Could you pick up the post below about chasing uptime in a new data center and carry it on from its final sentence?
** START Passage **
Yeah, I'm an 80s child, slamming guitar riffs, long hair, and the whole shot, so I blatantly stole that line from a song I never really liked... But it works for this topic.

Because it really would be cool. What if you had guaranteed delivery, 100% uptime, and were able to sleep at night.

Not all that long ago I was building out a brand new datacenter. It was one of those projects where some genius in the business area thinks that IT is just overhead and they can do it better. I was brought in to set up an actual data center without any deep contact with IT. By the time I left, that theory was gone and the business owner that came up with it was also, but it did give me some interesting experiences.

We never dreamed of 100% uptime. In fact, with all of the dependencies and variables, we doubted the ability to achieve and maintain five nines. We had all of the things the modern data center had (the project had a huge budget) - backup power, redundant servers, multiple paths in and out of the building... But building an aggregation point for the collection of data from six or more full-blown systems with hundreds of thousands of endpoints is a sticky business, even when you don't have some of the (real) overhead associated with deep ties into IT.

The problem is largely one of complexity. You bring in several disparate systems, try to make them all play nice together, and any attempt at controlling how many different platforms you have to support goes out the window. We had systems running on Solaris, AIX, Windows, and Linux, utilizing four different database vendors and apps written in four different languages. It was real-time and near-real-time data collection, so guaranteed uptime was high on our priority list, but how do you guarantee that when none of these systems was developed in-house?

In the end, we put a piece of software we developed between users and the disparate systems, and then guaranteed its uptime, so data was always accessible, but we still didn't have guaranteed data collection. For the subsystems that allowed buffering of real time data we had a limited window should things go wrong - but the window was different between systems, and even sometimes between endpoints.
** END Passage **
** START Provided information **
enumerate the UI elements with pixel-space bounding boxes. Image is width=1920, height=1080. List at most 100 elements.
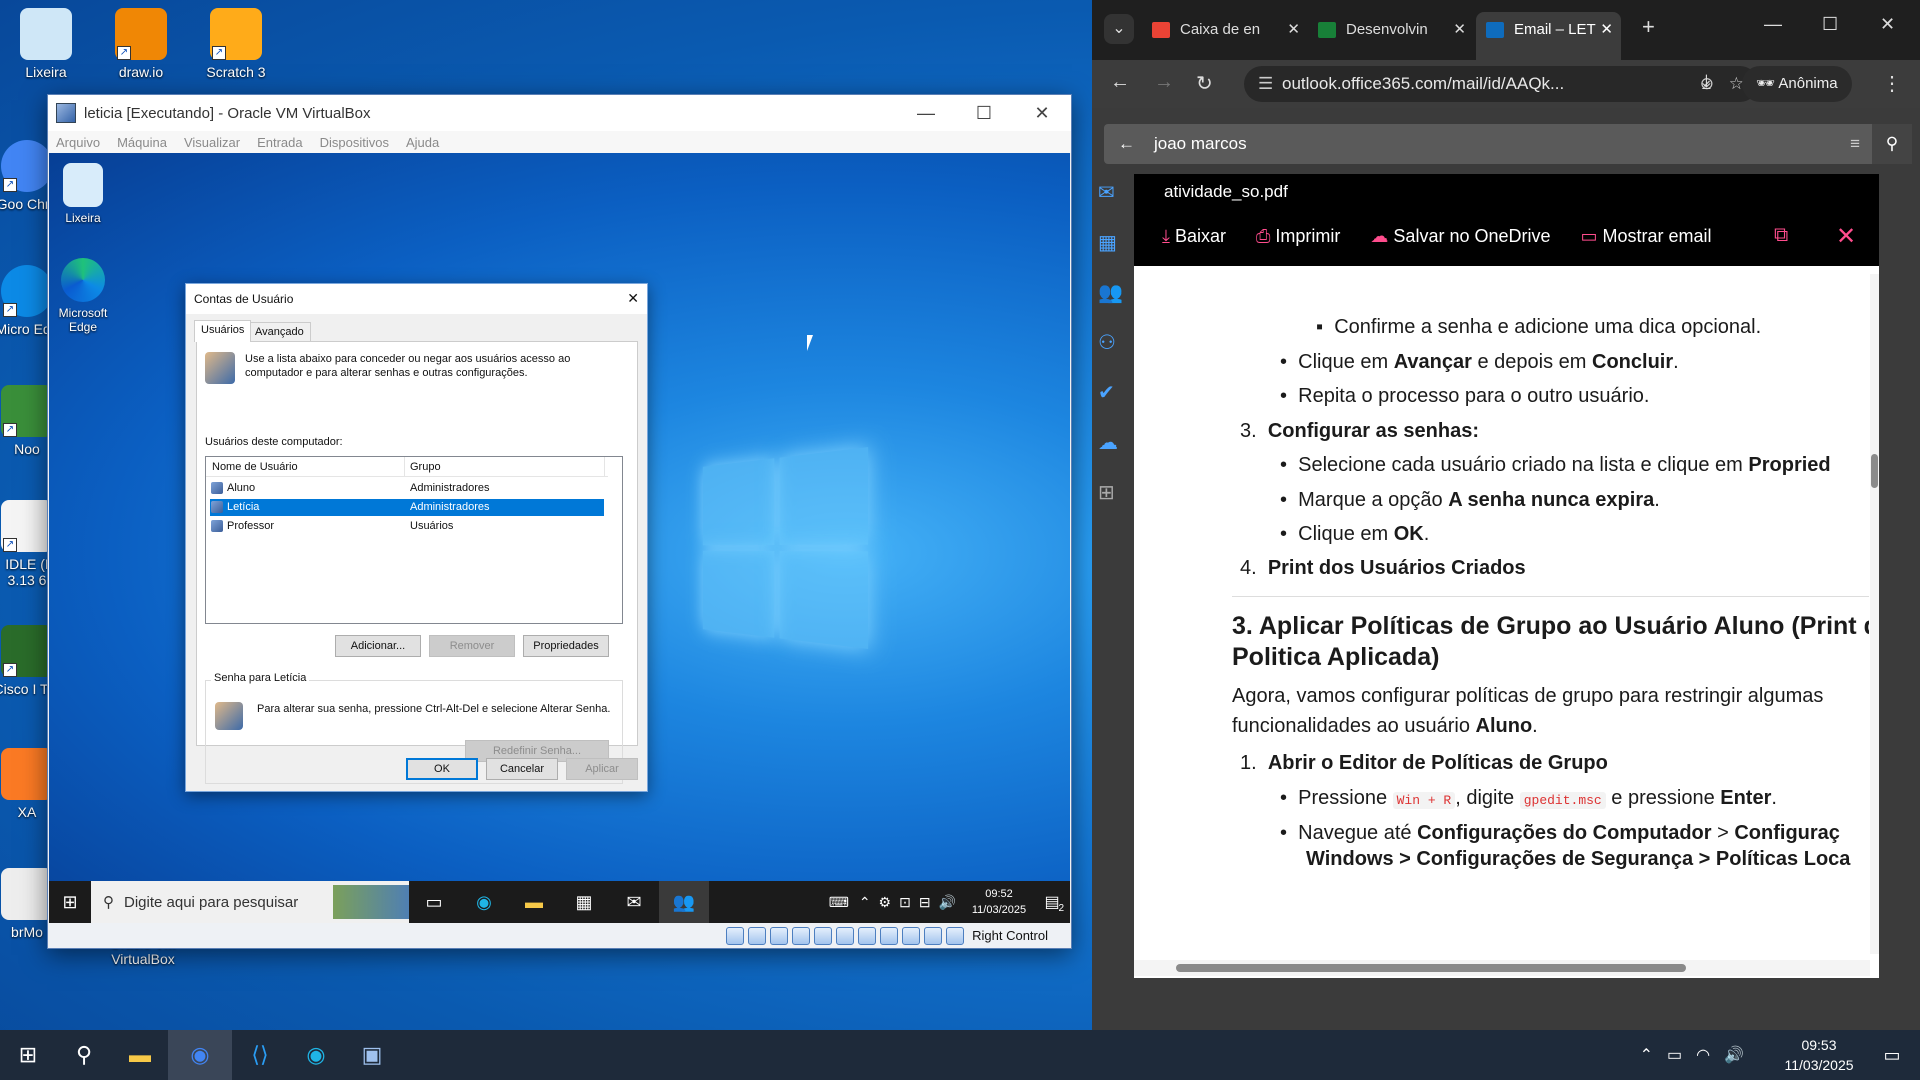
user-row-aluno[interactable]: Aluno Administradores xyxy=(210,480,604,497)
owa-search-box[interactable]: ← joao marcos ≡ ⚲ xyxy=(1104,124,1912,164)
download-icon[interactable]: ⤓ xyxy=(1702,71,1711,94)
hdd-icon[interactable] xyxy=(726,926,745,945)
tab-avancado[interactable]: Avançado xyxy=(248,322,311,342)
edge-icon[interactable]: ◉ xyxy=(459,881,509,923)
network-icon[interactable] xyxy=(792,926,811,945)
search-icon[interactable]: ⚲ xyxy=(56,1030,112,1080)
file-explorer-icon[interactable]: ▬ xyxy=(509,881,559,923)
menu-dispositivos[interactable]: Dispositivos xyxy=(320,135,389,150)
back-arrow-icon[interactable]: ← xyxy=(1118,124,1135,164)
mouse-integration-icon[interactable] xyxy=(946,926,965,945)
column-username[interactable]: Nome de Usuário xyxy=(212,461,298,473)
vscode-icon[interactable]: ⟨⟩ xyxy=(232,1030,288,1080)
minimize-icon[interactable]: — xyxy=(1764,14,1782,35)
column-group[interactable]: Grupo xyxy=(410,461,441,473)
guest-icon-recycle-bin[interactable]: Lixeira xyxy=(50,163,116,225)
tray-icons[interactable]: ⌃▭◠🔊 xyxy=(1640,1045,1758,1065)
save-onedrive-button[interactable]: ☁ Salvar no OneDrive xyxy=(1370,226,1550,247)
start-icon[interactable]: ⊞ xyxy=(0,1030,56,1080)
tab-close-icon[interactable]: ✕ xyxy=(1453,12,1466,48)
notification-icon[interactable]: ▭ xyxy=(1864,1030,1920,1080)
tab-gmail[interactable]: Caixa de en ✕ xyxy=(1142,12,1308,48)
todo-icon[interactable]: ✔ xyxy=(1098,380,1128,430)
edge-icon[interactable]: ◉ xyxy=(288,1030,344,1080)
calendar-icon[interactable]: ▦ xyxy=(1098,230,1128,280)
user-row-professor[interactable]: Professor Usuários xyxy=(210,518,604,535)
mail-icon[interactable]: ✉ xyxy=(1098,180,1128,230)
user-accounts-taskbar-icon[interactable]: 👥 xyxy=(659,881,709,923)
show-email-button[interactable]: ▭ Mostrar email xyxy=(1581,226,1712,247)
maximize-icon[interactable]: ☐ xyxy=(955,95,1013,131)
desktop-icon-drawio[interactable]: ↗ draw.io xyxy=(98,8,184,80)
display-icon[interactable] xyxy=(858,926,877,945)
address-bar[interactable]: ☰ outlook.office365.com/mail/id/AAQk... … xyxy=(1244,66,1758,102)
pdf-horizontal-scrollbar[interactable] xyxy=(1134,960,1870,976)
download-pdf-button[interactable]: ⤓ Baixar xyxy=(1162,226,1226,247)
properties-button[interactable]: Propriedades xyxy=(523,635,609,657)
open-new-window-icon[interactable]: ⧉ xyxy=(1774,224,1788,247)
close-icon[interactable]: ✕ xyxy=(1880,14,1895,35)
minimize-icon[interactable]: — xyxy=(897,95,955,131)
forward-icon[interactable]: → xyxy=(1154,71,1174,94)
desktop-icon-scratch[interactable]: ↗ Scratch 3 xyxy=(193,8,279,80)
vbox-titlebar[interactable]: leticia [Executando] - Oracle VM Virtual… xyxy=(48,95,1071,131)
guest-icon-edge[interactable]: Microsoft Edge xyxy=(50,258,116,334)
scrollbar-thumb[interactable] xyxy=(1176,964,1686,972)
usb-icon[interactable] xyxy=(814,926,833,945)
cpu-icon[interactable] xyxy=(902,926,921,945)
user-row-leticia[interactable]: Letícia Administradores xyxy=(210,499,604,516)
people-icon[interactable]: 👥 xyxy=(1098,280,1128,330)
onedrive-icon[interactable]: ☁ xyxy=(1098,430,1128,480)
tab-usuarios[interactable]: Usuários xyxy=(194,320,252,342)
more-apps-icon[interactable]: ⊞ xyxy=(1098,480,1128,530)
filter-icon[interactable]: ≡ xyxy=(1850,124,1860,164)
search-icon[interactable]: ⚲ xyxy=(1872,124,1912,164)
dialog-titlebar[interactable]: Contas de Usuário ✕ xyxy=(186,284,647,314)
keyboard-icon[interactable]: ⌨ xyxy=(819,881,859,923)
print-button[interactable]: ⎙ Imprimir xyxy=(1256,226,1340,247)
store-icon[interactable]: ▦ xyxy=(559,881,609,923)
tab-sheets[interactable]: Desenvolvin ✕ xyxy=(1308,12,1474,48)
close-icon[interactable]: ✕ xyxy=(627,290,639,307)
users-listview[interactable]: Nome de Usuário Grupo Aluno Administrado… xyxy=(205,456,623,624)
close-icon[interactable]: ✕ xyxy=(1836,222,1856,251)
chrome-icon[interactable]: ◉ xyxy=(168,1030,232,1080)
shared-folders-icon[interactable] xyxy=(836,926,855,945)
maximize-icon[interactable]: ☐ xyxy=(1822,14,1838,35)
incognito-profile-button[interactable]: 🕶 Anônima xyxy=(1742,66,1852,102)
guest-search-box[interactable]: ⚲ Digite aqui para pesquisar xyxy=(91,881,409,923)
tab-search-icon[interactable]: ⌄ xyxy=(1104,14,1134,44)
reload-icon[interactable]: ↻ xyxy=(1196,71,1213,96)
new-tab-icon[interactable]: + xyxy=(1642,14,1655,40)
host-clock[interactable]: 09:53 11/03/2025 xyxy=(1774,1035,1864,1075)
vt-icon[interactable] xyxy=(924,926,943,945)
notification-icon[interactable]: ▤ 2 xyxy=(1034,892,1070,914)
optical-drive-icon[interactable] xyxy=(748,926,767,945)
menu-visualizar[interactable]: Visualizar xyxy=(184,135,240,150)
tab-outlook[interactable]: Email – LET ✕ xyxy=(1476,12,1621,60)
apply-button[interactable]: Aplicar xyxy=(566,758,638,780)
menu-maquina[interactable]: Máquina xyxy=(117,135,167,150)
back-icon[interactable]: ← xyxy=(1110,71,1130,94)
task-view-icon[interactable]: ▭ xyxy=(409,881,459,923)
groups-icon[interactable]: ⚇ xyxy=(1098,330,1128,380)
virtualbox-icon[interactable]: ▣ xyxy=(344,1030,400,1080)
menu-arquivo[interactable]: Arquivo xyxy=(56,135,100,150)
guest-clock[interactable]: 09:52 11/03/2025 xyxy=(964,886,1034,918)
pdf-vertical-scrollbar[interactable] xyxy=(1870,274,1879,954)
menu-ajuda[interactable]: Ajuda xyxy=(406,135,439,150)
scrollbar-thumb[interactable] xyxy=(1871,454,1878,488)
add-user-button[interactable]: Adicionar... xyxy=(335,635,421,657)
cancel-button[interactable]: Cancelar xyxy=(486,758,558,780)
mail-icon[interactable]: ✉ xyxy=(609,881,659,923)
close-icon[interactable]: ✕ xyxy=(1013,95,1071,131)
file-explorer-icon[interactable]: ▬ xyxy=(112,1030,168,1080)
desktop-icon-recycle-bin[interactable]: Lixeira xyxy=(3,8,89,80)
menu-entrada[interactable]: Entrada xyxy=(257,135,303,150)
recording-icon[interactable] xyxy=(880,926,899,945)
tray-icons[interactable]: ⌃⚙⊡⊟🔊 xyxy=(859,894,964,911)
remove-user-button[interactable]: Remover xyxy=(429,635,515,657)
audio-icon[interactable] xyxy=(770,926,789,945)
ok-button[interactable]: OK xyxy=(406,758,478,780)
guest-start-icon[interactable]: ⊞ xyxy=(49,881,91,923)
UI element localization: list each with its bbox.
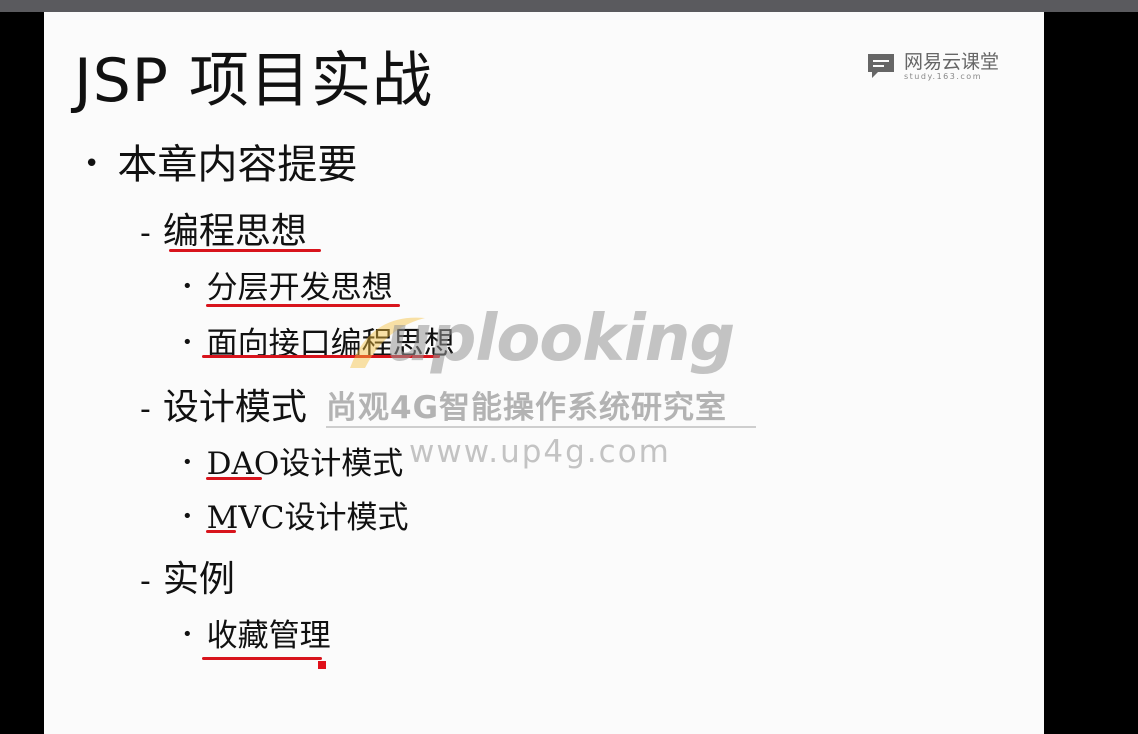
section-item: - 编程思想: [140, 202, 307, 254]
bullet-dot: •: [84, 149, 100, 179]
section-label: 设计模式: [162, 387, 307, 428]
brand-logo: 网易云课堂 study.163.com: [866, 52, 999, 86]
section-item: - 设计模式: [140, 378, 307, 430]
section-item: - 实例: [140, 550, 235, 602]
bullet-dot: •: [182, 276, 193, 297]
brand-name: 网易云课堂: [904, 51, 1000, 73]
outline-heading-text: 本章内容提要: [117, 142, 358, 188]
section-label: 实例: [162, 559, 235, 600]
section-label: 编程思想: [162, 211, 307, 252]
window-top-bar: [0, 0, 1138, 12]
annotation-underline: [202, 657, 322, 660]
slide-title: JSP 项目实战: [74, 46, 434, 116]
annotation-dot: [318, 661, 326, 669]
annotation-underline: [206, 477, 262, 480]
sub-item-label: 分层开发思想: [206, 270, 393, 306]
annotation-underline: [202, 355, 440, 358]
bullet-dot: •: [182, 332, 193, 353]
watermark-url: www.up4g.com: [409, 434, 671, 470]
sub-item-label: MVC设计模式: [206, 500, 409, 536]
annotation-underline: [169, 249, 321, 252]
watermark-divider: [326, 426, 756, 428]
watermark-tagline: 尚观4G智能操作系统研究室: [326, 390, 728, 426]
sub-item: • 收藏管理: [182, 610, 331, 655]
sub-item-label: 收藏管理: [206, 618, 331, 654]
bullet-dot: •: [182, 624, 193, 645]
outline-heading: • 本章内容提要: [84, 132, 357, 190]
dash-bullet: -: [140, 564, 151, 599]
annotation-underline: [206, 530, 236, 533]
dash-bullet: -: [140, 216, 151, 251]
dash-bullet: -: [140, 392, 151, 427]
brand-url: study.163.com: [904, 72, 982, 81]
presentation-slide: JSP 项目实战 网易云课堂 study.163.com • 本章内容提要 - 编程…: [44, 12, 1044, 734]
sub-item: • 分层开发思想: [182, 262, 393, 307]
bullet-dot: •: [182, 506, 193, 527]
annotation-underline: [206, 304, 400, 307]
chat-bubble-icon: [868, 54, 894, 78]
bullet-dot: •: [182, 452, 193, 473]
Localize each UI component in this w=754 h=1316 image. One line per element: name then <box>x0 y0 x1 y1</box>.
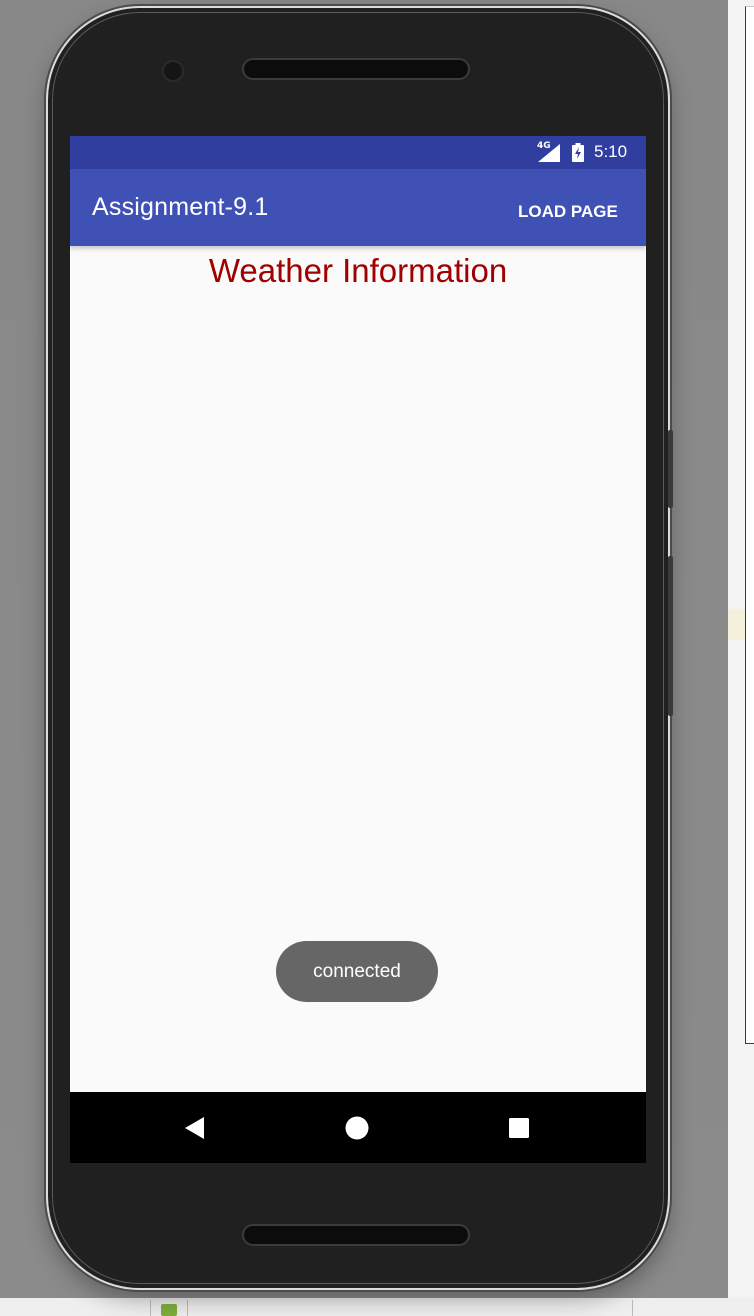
navigation-bar <box>70 1092 646 1163</box>
bottom-toolbar <box>0 1298 754 1316</box>
side-panel <box>728 0 754 1316</box>
back-triangle-icon <box>185 1117 204 1139</box>
app-title: Assignment-9.1 <box>92 193 269 221</box>
back-button[interactable] <box>174 1106 218 1150</box>
android-icon <box>161 1304 177 1316</box>
clock: 5:10 <box>594 142 628 161</box>
power-button[interactable] <box>668 556 673 716</box>
toolbar-divider <box>632 1300 633 1316</box>
battery-charging-icon <box>572 143 584 162</box>
panel-edge <box>745 6 754 1044</box>
front-camera-icon <box>164 62 182 80</box>
app-bar: Assignment-9.1 LOAD PAGE <box>70 169 646 246</box>
device-screen: 4G 5:10 Assignment-9.1 LOAD PAGE Weather… <box>70 136 646 1163</box>
recents-square-icon <box>509 1118 529 1138</box>
status-bar: 4G 5:10 <box>70 136 646 169</box>
recents-button[interactable] <box>497 1106 541 1150</box>
home-circle-icon <box>345 1116 369 1140</box>
volume-button[interactable] <box>668 430 673 508</box>
weather-heading: Weather Information <box>208 252 508 289</box>
top-speaker <box>244 60 468 78</box>
home-button[interactable] <box>335 1106 379 1150</box>
load-page-button[interactable]: LOAD PAGE <box>518 197 640 227</box>
signal-icon <box>538 144 560 162</box>
android-tab[interactable] <box>150 1300 188 1316</box>
toast-message: connected <box>276 941 438 1002</box>
bottom-speaker <box>244 1226 468 1244</box>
** END Provided information **
> _Task result_:
Zip ahead to today. If I were architecting this setup now (I actually didn't spec systems, I just had to deal with them when they arrived), I would throw in GTM and move the redundant backup systems remote. I'd hit up Oracle about Grid to make certain the database didn't just "go down", I'd push the software vendors for active-active failover, and I'd then use LTM to balance the load... And F5 Acopia ARX to present the same file structures to all (non-database) servers. Using an array for the databases would guarantee that they could be brought back online quickly also. Though today I'd still do Fiber Channel, the day is near where even that would go iSCSI - but I'd want 10 gig iSCSI for databases to hit on.

We're not there yet in most organizations, one outage can still pull us below five nines, and a natural disaster or fire can shut us down either partially or completely. But it's coming. You can feel it.

Which means one day you will be able to sleep at night. Now if only it were automated so that it can make incremental adjustments to how your data center runs while you sleep and in the morning you can go in, look over the changes, and actually fix the problem long-term. But that's coming too, you can see the enabling in nearly every area of IT.

To answer the "yes, yes, one day, but when?" question, I'll steal a line from a musician I actually do like. "Don't ask me, I don't know!" but it is actually sooner rather than later, you can feel it.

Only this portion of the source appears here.